» SET TASK:
Return each line of the records with nothing changed, pictures excepted.

» PROVIDED RECORDS:
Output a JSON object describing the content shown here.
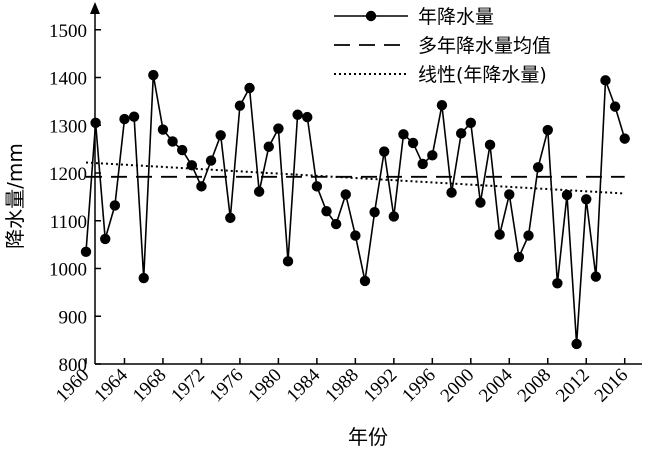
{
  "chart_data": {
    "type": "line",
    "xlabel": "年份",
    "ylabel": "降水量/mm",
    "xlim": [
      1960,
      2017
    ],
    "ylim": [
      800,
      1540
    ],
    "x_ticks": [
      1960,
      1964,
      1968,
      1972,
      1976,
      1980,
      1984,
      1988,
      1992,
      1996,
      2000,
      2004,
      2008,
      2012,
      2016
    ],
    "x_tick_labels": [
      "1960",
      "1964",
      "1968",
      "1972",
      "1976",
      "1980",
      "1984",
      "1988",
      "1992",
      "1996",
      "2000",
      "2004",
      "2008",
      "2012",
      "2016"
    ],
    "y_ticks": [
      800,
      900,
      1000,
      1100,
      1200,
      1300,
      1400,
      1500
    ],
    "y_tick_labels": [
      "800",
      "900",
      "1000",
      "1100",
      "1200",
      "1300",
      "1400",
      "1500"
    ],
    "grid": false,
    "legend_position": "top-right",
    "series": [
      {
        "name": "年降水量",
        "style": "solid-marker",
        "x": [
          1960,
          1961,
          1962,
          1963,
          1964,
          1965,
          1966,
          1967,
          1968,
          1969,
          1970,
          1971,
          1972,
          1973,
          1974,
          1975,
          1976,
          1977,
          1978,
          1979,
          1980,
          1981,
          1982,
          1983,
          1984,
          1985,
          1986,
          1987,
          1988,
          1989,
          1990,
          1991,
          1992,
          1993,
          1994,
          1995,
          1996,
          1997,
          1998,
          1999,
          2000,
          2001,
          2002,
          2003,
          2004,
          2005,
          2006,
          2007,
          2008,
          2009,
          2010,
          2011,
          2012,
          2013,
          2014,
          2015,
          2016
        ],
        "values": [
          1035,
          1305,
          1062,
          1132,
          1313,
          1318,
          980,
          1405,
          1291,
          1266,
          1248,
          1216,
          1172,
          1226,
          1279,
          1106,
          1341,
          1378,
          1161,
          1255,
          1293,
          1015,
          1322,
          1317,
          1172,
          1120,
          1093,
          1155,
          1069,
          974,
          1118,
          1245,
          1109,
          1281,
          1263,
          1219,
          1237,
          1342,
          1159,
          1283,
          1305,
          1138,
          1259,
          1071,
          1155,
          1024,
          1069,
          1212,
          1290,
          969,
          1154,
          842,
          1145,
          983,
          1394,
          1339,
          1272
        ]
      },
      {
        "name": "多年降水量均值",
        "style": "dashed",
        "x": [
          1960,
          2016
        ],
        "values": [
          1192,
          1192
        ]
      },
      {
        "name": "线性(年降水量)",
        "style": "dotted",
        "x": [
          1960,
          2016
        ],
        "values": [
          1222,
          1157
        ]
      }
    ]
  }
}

» WRITTEN ANSWER:
Output a JSON object describing the content shown here.
{
  "chart_data": {
    "type": "line",
    "xlabel": "年份",
    "ylabel": "降水量/mm",
    "xlim": [
      1960,
      2017
    ],
    "ylim": [
      800,
      1540
    ],
    "x_ticks": [
      1960,
      1964,
      1968,
      1972,
      1976,
      1980,
      1984,
      1988,
      1992,
      1996,
      2000,
      2004,
      2008,
      2012,
      2016
    ],
    "x_tick_labels": [
      "1960",
      "1964",
      "1968",
      "1972",
      "1976",
      "1980",
      "1984",
      "1988",
      "1992",
      "1996",
      "2000",
      "2004",
      "2008",
      "2012",
      "2016"
    ],
    "y_ticks": [
      800,
      900,
      1000,
      1100,
      1200,
      1300,
      1400,
      1500
    ],
    "y_tick_labels": [
      "800",
      "900",
      "1000",
      "1100",
      "1200",
      "1300",
      "1400",
      "1500"
    ],
    "grid": false,
    "legend_position": "top-right",
    "series": [
      {
        "name": "年降水量",
        "style": "solid-marker",
        "x": [
          1960,
          1961,
          1962,
          1963,
          1964,
          1965,
          1966,
          1967,
          1968,
          1969,
          1970,
          1971,
          1972,
          1973,
          1974,
          1975,
          1976,
          1977,
          1978,
          1979,
          1980,
          1981,
          1982,
          1983,
          1984,
          1985,
          1986,
          1987,
          1988,
          1989,
          1990,
          1991,
          1992,
          1993,
          1994,
          1995,
          1996,
          1997,
          1998,
          1999,
          2000,
          2001,
          2002,
          2003,
          2004,
          2005,
          2006,
          2007,
          2008,
          2009,
          2010,
          2011,
          2012,
          2013,
          2014,
          2015,
          2016
        ],
        "values": [
          1035,
          1305,
          1062,
          1132,
          1313,
          1318,
          980,
          1405,
          1291,
          1266,
          1248,
          1216,
          1172,
          1226,
          1279,
          1106,
          1341,
          1378,
          1161,
          1255,
          1293,
          1015,
          1322,
          1317,
          1172,
          1120,
          1093,
          1155,
          1069,
          974,
          1118,
          1245,
          1109,
          1281,
          1263,
          1219,
          1237,
          1342,
          1159,
          1283,
          1305,
          1138,
          1259,
          1071,
          1155,
          1024,
          1069,
          1212,
          1290,
          969,
          1154,
          842,
          1145,
          983,
          1394,
          1339,
          1272
        ]
      },
      {
        "name": "多年降水量均值",
        "style": "dashed",
        "x": [
          1960,
          2016
        ],
        "values": [
          1192,
          1192
        ]
      },
      {
        "name": "线性(年降水量)",
        "style": "dotted",
        "x": [
          1960,
          2016
        ],
        "values": [
          1222,
          1157
        ]
      }
    ]
  }
}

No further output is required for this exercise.